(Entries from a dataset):
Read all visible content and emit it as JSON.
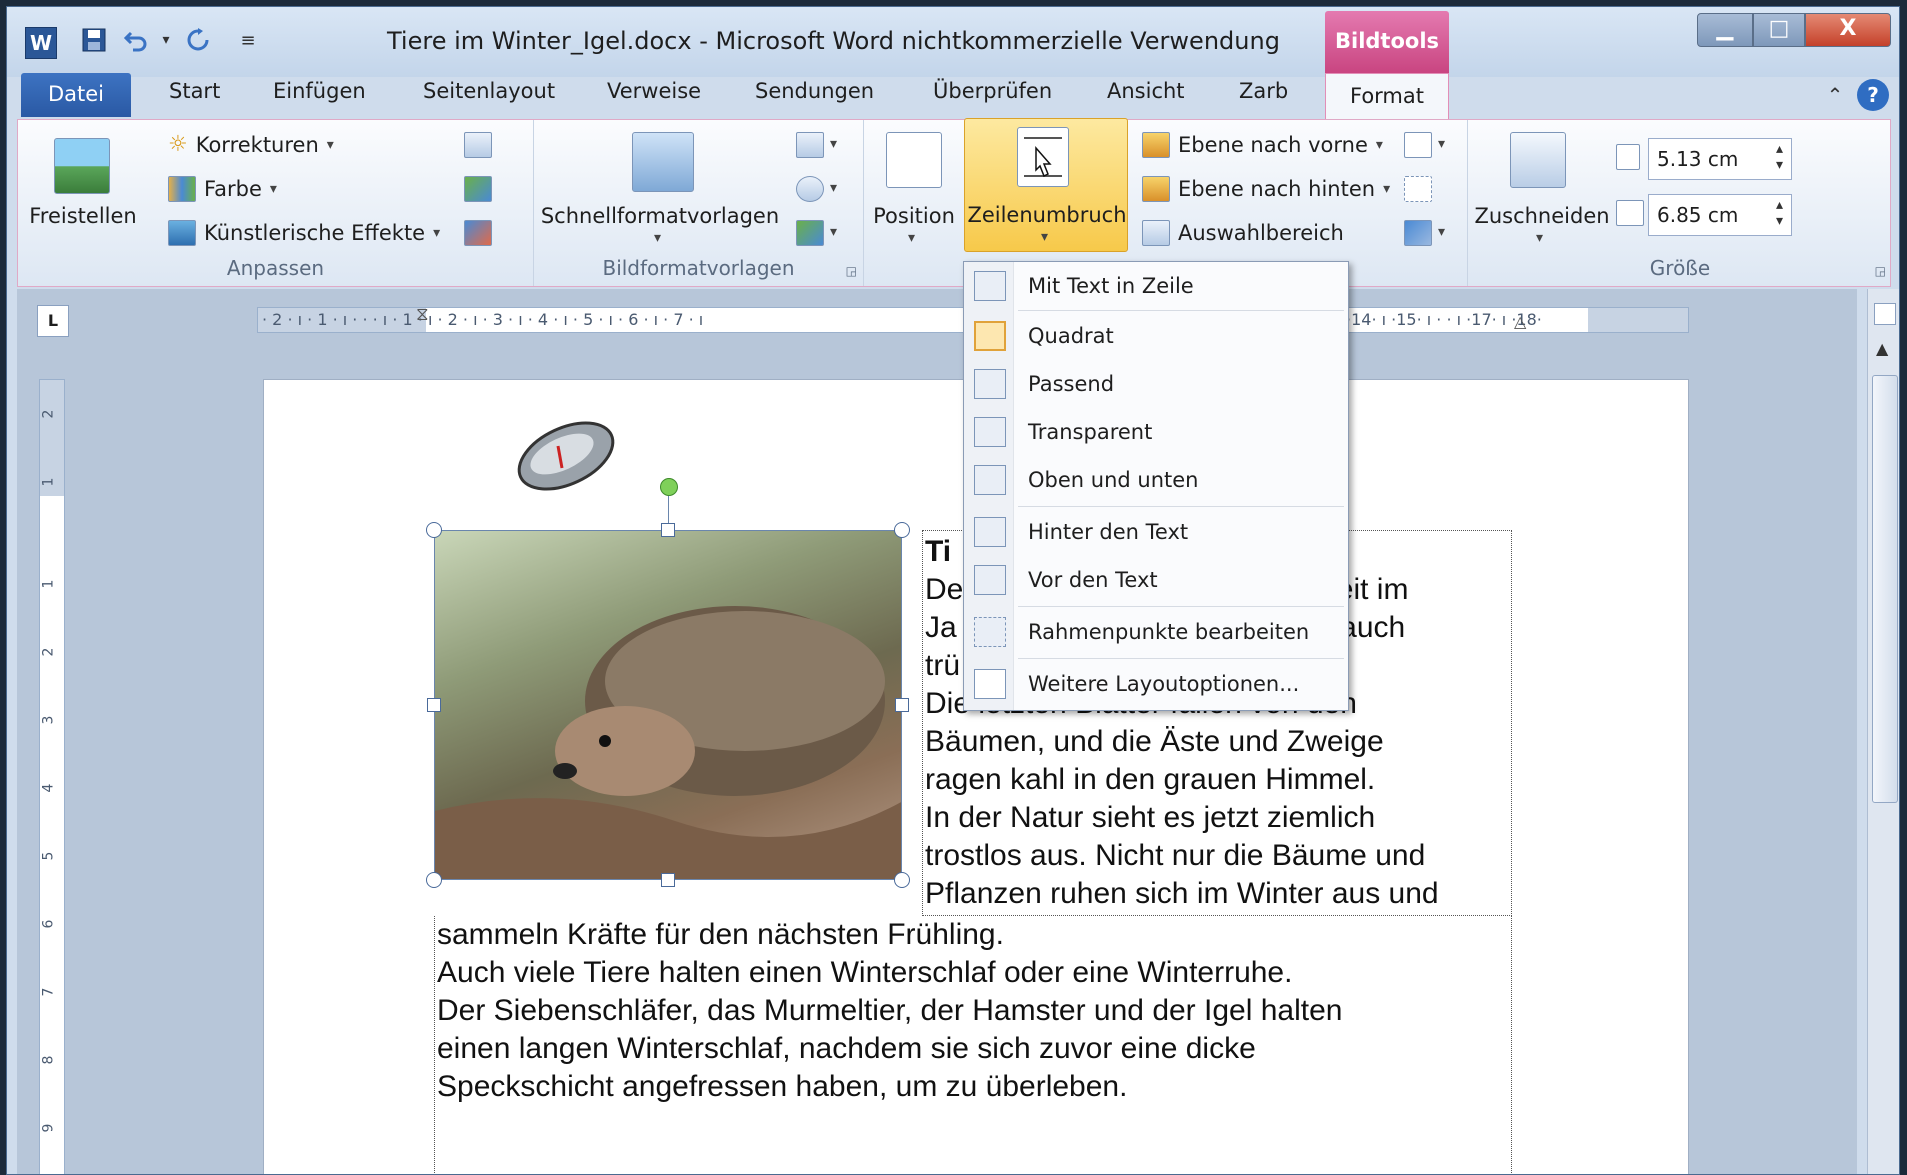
{
  "window": {
    "title": "Tiere im Winter_Igel.docx  -  Microsoft Word nichtkommerzielle Verwendung",
    "context_tab_group": "Bildtools"
  },
  "quick_access": {
    "app_icon": "W",
    "save_icon": "save-icon",
    "undo_icon": "undo-icon",
    "redo_icon": "redo-icon",
    "customize_icon": "customize-icon"
  },
  "window_controls": {
    "minimize": "▁",
    "maximize": "□",
    "close": "X"
  },
  "tabs": [
    {
      "label": "Datei"
    },
    {
      "label": "Start"
    },
    {
      "label": "Einfügen"
    },
    {
      "label": "Seitenlayout"
    },
    {
      "label": "Verweise"
    },
    {
      "label": "Sendungen"
    },
    {
      "label": "Überprüfen"
    },
    {
      "label": "Ansicht"
    },
    {
      "label": "Zarb"
    },
    {
      "label": "Format"
    }
  ],
  "help": {
    "collapse": "⌃",
    "help": "?"
  },
  "ribbon": {
    "anpassen": {
      "label": "Anpassen",
      "freistellen": "Freistellen",
      "korrekturen": "Korrekturen",
      "farbe": "Farbe",
      "effekte": "Künstlerische Effekte"
    },
    "bildformat": {
      "label": "Bildformatvorlagen",
      "schnell": "Schnellformatvorlagen"
    },
    "anordnen": {
      "position": "Position",
      "zeilenumbruch": "Zeilenumbruch",
      "ebene_vorne": "Ebene nach vorne",
      "ebene_hinten": "Ebene nach hinten",
      "auswahl": "Auswahlbereich"
    },
    "groesse": {
      "label": "Größe",
      "zuschneiden": "Zuschneiden",
      "hoehe": "5.13  cm",
      "breite": "6.85  cm"
    }
  },
  "wrap_menu": {
    "items": [
      {
        "label": "Mit Text in Zeile"
      },
      {
        "label": "Quadrat"
      },
      {
        "label": "Passend"
      },
      {
        "label": "Transparent"
      },
      {
        "label": "Oben und unten"
      },
      {
        "label": "Hinter den Text"
      },
      {
        "label": "Vor den Text"
      },
      {
        "label": "Rahmenpunkte bearbeiten"
      },
      {
        "label": "Weitere Layoutoptionen..."
      }
    ],
    "selected": "Quadrat"
  },
  "ruler": {
    "corner": "L",
    "h_text": "· 2 · ı · 1 · ı ·  ·  · ı · 1 · ı · 2 · ı · 3 · ı · 4 · ı · 5 · ı · 6 · ı · 7 · ı",
    "h_text_right": "·14· ı ·15· ı ·  · ı ·17· ı ·18·",
    "v_numbers": [
      "2",
      "1",
      "1",
      "2",
      "3",
      "4",
      "5",
      "6",
      "7",
      "8",
      "9"
    ]
  },
  "document": {
    "right_lines": [
      "Ti",
      "De                                    hreszeit im",
      "Ja                                    nd oft auch",
      "trü",
      "Die letzten Blätter fallen von den",
      "Bäumen, und die Äste und Zweige",
      "ragen kahl in den grauen Himmel.",
      "In der Natur sieht es jetzt ziemlich",
      "trostlos aus. Nicht nur die Bäume und",
      "Pflanzen ruhen sich im Winter aus und"
    ],
    "bottom_lines": [
      "sammeln Kräfte für den nächsten Frühling.",
      "Auch viele Tiere halten einen Winterschlaf oder eine Winterruhe.",
      "Der Siebenschläfer, das Murmeltier, der Hamster und der Igel halten",
      "einen langen Winterschlaf, nachdem sie sich zuvor eine dicke",
      "Speckschicht angefressen haben,  um zu überleben."
    ]
  },
  "colors": {
    "accent_bildtools": "#c8437f",
    "selected_button": "#f9d66b",
    "datei_tab": "#2a59a4"
  }
}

(Task prompt): Find every line holding the word "einen"; give their count and nothing else.

(Output for this exercise): 2